Exercise aim - Taking the listing below line by line, tally those that contain the string "CMOS". Give the total alone.

Record set -
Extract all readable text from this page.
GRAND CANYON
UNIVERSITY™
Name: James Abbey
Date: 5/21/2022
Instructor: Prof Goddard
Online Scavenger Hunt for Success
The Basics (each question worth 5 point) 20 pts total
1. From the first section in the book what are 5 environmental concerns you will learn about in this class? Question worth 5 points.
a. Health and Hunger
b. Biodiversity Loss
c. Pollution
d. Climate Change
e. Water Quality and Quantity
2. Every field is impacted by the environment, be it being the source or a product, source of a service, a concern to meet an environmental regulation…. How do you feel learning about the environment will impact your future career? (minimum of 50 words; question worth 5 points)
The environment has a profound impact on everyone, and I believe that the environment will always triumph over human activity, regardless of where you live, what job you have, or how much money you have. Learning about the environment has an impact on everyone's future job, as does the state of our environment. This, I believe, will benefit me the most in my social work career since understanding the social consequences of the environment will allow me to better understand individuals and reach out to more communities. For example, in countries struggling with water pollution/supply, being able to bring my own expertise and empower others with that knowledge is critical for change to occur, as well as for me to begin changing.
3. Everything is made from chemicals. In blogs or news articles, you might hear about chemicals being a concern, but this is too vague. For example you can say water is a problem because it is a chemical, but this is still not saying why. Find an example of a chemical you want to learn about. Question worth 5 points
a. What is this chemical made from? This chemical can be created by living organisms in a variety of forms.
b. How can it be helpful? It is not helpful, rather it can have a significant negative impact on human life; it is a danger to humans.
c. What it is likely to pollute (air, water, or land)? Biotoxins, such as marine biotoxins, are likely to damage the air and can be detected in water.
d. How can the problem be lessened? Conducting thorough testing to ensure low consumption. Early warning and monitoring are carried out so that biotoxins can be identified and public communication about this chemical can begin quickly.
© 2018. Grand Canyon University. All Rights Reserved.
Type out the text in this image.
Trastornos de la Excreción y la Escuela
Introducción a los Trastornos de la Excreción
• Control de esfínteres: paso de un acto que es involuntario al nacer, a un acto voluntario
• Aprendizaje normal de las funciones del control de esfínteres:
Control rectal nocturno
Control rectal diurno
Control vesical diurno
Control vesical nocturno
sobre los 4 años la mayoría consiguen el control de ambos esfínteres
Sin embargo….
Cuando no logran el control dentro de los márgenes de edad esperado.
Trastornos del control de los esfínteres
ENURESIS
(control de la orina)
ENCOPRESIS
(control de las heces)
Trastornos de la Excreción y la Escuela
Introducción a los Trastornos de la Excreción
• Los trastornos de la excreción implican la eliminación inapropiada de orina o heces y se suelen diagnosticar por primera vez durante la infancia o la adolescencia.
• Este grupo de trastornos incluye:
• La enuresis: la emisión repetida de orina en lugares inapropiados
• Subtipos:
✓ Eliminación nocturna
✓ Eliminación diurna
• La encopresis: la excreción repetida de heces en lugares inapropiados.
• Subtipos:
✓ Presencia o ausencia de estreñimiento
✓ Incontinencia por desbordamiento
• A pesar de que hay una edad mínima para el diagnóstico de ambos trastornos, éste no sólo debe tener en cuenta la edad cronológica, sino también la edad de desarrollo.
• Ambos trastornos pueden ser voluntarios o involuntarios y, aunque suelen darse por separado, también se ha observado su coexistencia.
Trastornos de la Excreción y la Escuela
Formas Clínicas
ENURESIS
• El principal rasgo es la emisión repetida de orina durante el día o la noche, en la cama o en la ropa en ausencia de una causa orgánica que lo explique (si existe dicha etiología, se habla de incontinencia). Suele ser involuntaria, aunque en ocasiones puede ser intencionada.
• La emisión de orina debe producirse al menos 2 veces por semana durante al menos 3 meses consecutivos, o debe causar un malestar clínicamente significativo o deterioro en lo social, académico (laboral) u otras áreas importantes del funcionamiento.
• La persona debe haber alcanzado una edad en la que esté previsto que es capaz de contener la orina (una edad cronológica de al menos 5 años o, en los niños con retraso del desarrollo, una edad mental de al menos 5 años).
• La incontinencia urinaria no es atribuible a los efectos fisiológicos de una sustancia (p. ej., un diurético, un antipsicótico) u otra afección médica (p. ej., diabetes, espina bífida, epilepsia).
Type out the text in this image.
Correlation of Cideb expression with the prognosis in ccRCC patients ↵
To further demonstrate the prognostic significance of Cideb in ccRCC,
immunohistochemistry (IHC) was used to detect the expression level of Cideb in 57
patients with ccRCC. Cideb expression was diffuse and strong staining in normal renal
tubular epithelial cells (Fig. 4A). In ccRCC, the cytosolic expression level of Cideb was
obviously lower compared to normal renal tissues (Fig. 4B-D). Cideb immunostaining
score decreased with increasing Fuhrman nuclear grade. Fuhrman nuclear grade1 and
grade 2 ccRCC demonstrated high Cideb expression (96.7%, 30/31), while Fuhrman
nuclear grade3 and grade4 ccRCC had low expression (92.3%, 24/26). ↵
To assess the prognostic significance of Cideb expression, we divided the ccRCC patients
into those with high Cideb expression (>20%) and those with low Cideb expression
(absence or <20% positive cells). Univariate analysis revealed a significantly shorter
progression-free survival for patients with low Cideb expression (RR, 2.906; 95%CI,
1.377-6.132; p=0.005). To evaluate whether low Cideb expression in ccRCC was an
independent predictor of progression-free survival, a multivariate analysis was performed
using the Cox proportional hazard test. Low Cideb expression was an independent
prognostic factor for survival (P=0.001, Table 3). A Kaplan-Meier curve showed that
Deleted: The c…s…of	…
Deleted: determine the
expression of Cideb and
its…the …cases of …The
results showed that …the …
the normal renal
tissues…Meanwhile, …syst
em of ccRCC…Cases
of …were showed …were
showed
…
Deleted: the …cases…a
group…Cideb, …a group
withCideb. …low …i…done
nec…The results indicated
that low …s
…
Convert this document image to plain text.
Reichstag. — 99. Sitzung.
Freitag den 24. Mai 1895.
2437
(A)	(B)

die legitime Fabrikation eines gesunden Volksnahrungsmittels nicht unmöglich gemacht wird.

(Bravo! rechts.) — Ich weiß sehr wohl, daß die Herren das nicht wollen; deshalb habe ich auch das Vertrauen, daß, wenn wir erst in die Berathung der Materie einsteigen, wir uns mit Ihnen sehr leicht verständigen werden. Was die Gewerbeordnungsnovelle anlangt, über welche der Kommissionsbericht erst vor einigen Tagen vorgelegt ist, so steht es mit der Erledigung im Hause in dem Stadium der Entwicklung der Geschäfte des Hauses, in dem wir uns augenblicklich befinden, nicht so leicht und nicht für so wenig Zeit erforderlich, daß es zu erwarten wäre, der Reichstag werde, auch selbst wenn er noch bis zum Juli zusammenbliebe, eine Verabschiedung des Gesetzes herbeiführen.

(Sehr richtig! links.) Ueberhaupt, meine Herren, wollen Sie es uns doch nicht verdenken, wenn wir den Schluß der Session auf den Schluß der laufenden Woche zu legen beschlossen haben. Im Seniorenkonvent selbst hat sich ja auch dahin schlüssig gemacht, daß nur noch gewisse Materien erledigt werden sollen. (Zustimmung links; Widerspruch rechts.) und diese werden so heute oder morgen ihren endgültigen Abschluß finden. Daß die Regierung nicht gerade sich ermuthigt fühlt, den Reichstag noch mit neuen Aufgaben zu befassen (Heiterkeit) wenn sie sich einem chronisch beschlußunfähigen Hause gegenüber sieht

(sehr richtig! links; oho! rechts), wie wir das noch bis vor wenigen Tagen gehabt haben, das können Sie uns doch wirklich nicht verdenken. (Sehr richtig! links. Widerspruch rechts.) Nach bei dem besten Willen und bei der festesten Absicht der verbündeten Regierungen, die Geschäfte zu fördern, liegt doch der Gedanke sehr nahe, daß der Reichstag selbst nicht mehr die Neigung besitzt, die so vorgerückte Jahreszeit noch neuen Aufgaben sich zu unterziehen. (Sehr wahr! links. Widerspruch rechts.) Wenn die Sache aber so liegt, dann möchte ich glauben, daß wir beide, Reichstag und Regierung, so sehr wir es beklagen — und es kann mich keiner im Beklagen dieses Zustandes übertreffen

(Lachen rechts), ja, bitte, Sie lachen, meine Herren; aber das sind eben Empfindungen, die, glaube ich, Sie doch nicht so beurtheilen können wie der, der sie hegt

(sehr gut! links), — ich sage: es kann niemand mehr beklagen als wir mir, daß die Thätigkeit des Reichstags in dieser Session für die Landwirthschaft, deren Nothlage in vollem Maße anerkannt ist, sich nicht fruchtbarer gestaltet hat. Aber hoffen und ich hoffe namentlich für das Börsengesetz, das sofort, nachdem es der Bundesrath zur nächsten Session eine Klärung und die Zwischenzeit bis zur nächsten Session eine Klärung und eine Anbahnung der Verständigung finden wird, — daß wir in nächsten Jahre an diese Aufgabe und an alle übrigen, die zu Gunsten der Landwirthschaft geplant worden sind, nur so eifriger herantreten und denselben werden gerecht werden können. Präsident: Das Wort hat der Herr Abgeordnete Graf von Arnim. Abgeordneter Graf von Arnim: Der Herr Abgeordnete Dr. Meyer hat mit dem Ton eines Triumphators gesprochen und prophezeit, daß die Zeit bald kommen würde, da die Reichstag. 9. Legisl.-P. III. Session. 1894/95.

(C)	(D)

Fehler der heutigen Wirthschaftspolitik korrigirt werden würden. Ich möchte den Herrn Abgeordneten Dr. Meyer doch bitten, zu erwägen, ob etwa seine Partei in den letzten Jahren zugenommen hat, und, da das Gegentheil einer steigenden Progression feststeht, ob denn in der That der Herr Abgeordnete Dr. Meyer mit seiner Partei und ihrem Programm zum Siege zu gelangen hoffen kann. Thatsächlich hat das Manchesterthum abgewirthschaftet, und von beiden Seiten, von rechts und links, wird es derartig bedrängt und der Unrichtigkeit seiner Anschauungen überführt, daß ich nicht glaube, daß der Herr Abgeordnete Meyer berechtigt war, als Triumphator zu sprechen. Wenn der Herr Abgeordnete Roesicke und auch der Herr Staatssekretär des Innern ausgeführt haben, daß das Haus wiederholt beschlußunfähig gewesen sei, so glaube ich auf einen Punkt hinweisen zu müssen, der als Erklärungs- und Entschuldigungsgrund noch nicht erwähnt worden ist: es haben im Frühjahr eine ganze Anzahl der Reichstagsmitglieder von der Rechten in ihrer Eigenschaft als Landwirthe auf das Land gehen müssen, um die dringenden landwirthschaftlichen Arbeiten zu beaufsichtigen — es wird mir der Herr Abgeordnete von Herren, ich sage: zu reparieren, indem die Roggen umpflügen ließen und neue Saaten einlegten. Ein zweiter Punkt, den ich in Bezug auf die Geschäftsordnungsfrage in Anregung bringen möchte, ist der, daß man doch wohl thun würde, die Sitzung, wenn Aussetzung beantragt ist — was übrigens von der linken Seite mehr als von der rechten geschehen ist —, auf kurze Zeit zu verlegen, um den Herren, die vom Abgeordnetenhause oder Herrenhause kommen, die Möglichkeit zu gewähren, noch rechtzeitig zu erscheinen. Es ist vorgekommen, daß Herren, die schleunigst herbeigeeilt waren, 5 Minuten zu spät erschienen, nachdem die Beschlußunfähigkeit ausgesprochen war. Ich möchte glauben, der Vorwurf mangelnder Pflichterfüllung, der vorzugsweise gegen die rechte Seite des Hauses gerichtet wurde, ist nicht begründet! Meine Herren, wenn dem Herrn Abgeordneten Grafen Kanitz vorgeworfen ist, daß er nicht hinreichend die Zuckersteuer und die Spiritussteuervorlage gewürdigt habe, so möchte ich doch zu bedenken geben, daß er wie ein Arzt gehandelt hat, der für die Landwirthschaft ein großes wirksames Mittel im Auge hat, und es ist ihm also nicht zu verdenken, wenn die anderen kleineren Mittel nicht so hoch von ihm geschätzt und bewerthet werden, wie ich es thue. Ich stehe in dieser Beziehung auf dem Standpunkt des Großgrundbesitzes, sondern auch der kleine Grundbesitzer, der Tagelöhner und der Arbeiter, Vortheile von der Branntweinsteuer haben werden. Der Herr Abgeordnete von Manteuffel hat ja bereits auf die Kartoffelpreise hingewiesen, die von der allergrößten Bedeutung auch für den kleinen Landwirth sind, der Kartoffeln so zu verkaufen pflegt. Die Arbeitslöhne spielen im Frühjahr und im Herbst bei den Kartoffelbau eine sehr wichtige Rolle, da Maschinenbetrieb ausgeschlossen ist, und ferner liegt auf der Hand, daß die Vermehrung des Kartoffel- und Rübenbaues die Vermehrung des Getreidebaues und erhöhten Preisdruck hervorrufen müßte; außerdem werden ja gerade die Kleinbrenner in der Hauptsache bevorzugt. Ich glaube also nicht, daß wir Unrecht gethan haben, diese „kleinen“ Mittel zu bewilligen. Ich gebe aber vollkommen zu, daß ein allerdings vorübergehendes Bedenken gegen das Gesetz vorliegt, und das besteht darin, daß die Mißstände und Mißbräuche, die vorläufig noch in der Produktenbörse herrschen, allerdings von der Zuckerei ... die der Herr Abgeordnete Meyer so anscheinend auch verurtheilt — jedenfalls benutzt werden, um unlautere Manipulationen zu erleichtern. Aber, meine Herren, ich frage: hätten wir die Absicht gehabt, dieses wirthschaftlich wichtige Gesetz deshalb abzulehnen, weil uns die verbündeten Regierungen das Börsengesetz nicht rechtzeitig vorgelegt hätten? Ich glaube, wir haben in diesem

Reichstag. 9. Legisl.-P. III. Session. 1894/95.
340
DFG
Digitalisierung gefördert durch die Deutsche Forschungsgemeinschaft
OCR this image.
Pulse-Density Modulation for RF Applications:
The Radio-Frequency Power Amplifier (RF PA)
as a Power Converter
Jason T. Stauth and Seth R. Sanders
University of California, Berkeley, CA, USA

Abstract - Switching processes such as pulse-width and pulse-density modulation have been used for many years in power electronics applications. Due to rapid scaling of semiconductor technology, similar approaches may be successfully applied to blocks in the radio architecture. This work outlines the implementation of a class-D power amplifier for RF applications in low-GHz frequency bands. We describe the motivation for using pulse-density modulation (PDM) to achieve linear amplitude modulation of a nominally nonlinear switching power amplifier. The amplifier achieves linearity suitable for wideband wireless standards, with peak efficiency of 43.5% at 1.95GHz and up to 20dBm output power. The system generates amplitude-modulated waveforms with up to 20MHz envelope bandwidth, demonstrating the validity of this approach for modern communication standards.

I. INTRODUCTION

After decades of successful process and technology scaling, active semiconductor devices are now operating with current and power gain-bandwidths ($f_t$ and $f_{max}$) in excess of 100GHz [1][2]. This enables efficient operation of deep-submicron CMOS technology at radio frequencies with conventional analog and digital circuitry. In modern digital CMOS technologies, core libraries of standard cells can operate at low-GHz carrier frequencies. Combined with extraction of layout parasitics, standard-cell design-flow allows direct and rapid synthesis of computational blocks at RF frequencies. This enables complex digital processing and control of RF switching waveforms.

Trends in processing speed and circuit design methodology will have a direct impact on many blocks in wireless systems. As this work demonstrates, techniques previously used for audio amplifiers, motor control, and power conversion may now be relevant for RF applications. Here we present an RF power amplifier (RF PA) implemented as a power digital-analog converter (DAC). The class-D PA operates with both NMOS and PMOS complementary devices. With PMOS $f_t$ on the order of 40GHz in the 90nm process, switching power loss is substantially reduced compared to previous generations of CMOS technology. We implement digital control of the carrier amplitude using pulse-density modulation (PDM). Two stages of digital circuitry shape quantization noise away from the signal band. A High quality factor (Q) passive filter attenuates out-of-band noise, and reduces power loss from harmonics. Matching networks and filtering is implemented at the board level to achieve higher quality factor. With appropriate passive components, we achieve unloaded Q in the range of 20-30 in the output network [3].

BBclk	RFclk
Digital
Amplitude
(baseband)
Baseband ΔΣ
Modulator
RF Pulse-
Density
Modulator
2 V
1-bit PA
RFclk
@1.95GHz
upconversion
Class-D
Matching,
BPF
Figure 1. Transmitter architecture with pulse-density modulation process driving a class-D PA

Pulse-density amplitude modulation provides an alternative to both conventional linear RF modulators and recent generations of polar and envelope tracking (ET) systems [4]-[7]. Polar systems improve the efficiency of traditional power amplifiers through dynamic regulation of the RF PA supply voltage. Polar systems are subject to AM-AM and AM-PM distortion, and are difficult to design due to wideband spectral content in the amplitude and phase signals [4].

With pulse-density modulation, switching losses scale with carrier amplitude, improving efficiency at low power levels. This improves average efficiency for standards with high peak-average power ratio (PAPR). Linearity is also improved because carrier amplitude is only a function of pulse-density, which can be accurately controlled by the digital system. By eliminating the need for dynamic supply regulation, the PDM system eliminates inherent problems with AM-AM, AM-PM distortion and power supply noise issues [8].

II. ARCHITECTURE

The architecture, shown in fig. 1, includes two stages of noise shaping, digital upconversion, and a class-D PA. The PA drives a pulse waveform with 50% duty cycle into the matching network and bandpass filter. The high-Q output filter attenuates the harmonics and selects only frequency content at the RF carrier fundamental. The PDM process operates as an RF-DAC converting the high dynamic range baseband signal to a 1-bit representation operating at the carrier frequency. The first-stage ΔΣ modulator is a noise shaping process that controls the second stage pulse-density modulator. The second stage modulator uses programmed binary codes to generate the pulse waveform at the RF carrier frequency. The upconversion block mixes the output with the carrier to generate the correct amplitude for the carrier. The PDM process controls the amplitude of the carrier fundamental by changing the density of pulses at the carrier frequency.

Response area - 2